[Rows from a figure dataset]
+ + + + +

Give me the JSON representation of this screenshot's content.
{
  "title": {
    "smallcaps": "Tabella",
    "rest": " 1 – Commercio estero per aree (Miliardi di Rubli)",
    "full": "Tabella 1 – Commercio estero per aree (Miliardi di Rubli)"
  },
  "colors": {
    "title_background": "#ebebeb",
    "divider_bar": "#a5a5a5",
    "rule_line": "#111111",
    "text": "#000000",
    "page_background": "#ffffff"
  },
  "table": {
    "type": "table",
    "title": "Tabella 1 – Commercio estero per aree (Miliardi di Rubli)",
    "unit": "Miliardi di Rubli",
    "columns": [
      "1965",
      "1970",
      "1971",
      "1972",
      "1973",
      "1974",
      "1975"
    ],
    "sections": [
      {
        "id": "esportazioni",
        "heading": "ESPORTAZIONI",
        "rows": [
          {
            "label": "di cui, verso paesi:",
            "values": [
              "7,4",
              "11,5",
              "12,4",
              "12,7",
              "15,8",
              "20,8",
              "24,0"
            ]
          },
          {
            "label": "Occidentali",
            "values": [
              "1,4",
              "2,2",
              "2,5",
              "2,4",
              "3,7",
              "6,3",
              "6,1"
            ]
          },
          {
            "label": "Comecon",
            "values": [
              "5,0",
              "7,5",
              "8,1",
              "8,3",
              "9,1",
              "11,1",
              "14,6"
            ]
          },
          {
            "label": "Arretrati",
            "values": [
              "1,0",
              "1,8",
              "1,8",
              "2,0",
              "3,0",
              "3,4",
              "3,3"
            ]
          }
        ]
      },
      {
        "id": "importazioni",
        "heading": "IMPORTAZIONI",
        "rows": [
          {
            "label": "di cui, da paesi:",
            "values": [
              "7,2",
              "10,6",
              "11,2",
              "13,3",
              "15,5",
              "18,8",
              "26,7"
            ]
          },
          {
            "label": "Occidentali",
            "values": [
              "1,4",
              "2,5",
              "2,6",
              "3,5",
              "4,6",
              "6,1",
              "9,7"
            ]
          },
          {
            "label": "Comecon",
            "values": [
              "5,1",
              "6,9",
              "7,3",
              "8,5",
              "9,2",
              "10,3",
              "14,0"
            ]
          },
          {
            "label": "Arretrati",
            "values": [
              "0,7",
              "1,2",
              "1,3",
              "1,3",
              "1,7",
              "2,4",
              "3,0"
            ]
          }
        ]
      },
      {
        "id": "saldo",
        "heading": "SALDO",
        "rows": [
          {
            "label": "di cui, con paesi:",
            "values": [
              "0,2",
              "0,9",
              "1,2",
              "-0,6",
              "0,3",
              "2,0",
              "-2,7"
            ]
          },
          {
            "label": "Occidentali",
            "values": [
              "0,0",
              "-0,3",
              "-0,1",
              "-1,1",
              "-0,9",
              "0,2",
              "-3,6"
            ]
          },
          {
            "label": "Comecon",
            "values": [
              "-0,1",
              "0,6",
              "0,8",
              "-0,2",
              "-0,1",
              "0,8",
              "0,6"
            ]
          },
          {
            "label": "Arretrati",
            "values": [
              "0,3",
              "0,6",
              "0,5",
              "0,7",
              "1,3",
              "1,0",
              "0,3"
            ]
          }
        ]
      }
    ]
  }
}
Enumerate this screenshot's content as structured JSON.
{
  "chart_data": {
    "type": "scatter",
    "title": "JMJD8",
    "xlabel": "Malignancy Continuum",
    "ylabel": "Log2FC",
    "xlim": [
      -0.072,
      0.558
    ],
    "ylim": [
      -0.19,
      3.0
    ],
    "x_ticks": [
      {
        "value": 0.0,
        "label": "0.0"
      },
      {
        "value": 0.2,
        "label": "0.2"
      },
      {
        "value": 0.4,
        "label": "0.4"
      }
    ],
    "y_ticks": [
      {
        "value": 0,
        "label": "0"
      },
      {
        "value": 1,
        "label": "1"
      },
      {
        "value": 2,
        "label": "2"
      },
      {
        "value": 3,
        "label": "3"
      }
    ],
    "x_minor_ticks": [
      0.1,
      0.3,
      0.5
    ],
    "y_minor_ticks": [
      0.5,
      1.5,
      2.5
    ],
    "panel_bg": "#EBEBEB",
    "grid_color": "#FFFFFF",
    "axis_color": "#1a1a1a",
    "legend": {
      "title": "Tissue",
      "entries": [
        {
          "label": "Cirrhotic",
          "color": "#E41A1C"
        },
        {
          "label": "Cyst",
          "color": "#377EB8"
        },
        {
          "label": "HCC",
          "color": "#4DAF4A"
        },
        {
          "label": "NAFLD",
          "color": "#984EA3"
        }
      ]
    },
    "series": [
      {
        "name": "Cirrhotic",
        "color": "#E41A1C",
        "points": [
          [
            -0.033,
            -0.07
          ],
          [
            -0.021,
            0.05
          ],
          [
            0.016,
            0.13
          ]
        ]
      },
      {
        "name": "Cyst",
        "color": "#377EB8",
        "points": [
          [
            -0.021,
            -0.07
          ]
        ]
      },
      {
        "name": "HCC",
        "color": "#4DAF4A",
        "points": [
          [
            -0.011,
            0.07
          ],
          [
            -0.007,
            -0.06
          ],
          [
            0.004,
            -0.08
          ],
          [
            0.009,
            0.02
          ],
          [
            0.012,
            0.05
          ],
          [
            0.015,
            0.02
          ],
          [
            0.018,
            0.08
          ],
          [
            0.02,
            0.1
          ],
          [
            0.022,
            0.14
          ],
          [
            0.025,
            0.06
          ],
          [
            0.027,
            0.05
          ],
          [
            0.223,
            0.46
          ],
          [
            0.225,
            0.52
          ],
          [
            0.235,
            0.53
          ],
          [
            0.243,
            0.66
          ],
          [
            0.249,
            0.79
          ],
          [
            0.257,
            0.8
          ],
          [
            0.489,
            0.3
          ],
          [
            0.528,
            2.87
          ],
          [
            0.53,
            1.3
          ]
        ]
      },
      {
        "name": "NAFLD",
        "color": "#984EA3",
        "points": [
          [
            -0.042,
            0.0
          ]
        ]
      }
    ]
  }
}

+ + + + +

» **OBJECTIVE**
Select every line above that contains the word "name", and copy it.

» **TASK SOLUTION**
        "name": "Cirrhotic",
        "name": "Cyst",
        "name": "HCC",
        "name": "NAFLD",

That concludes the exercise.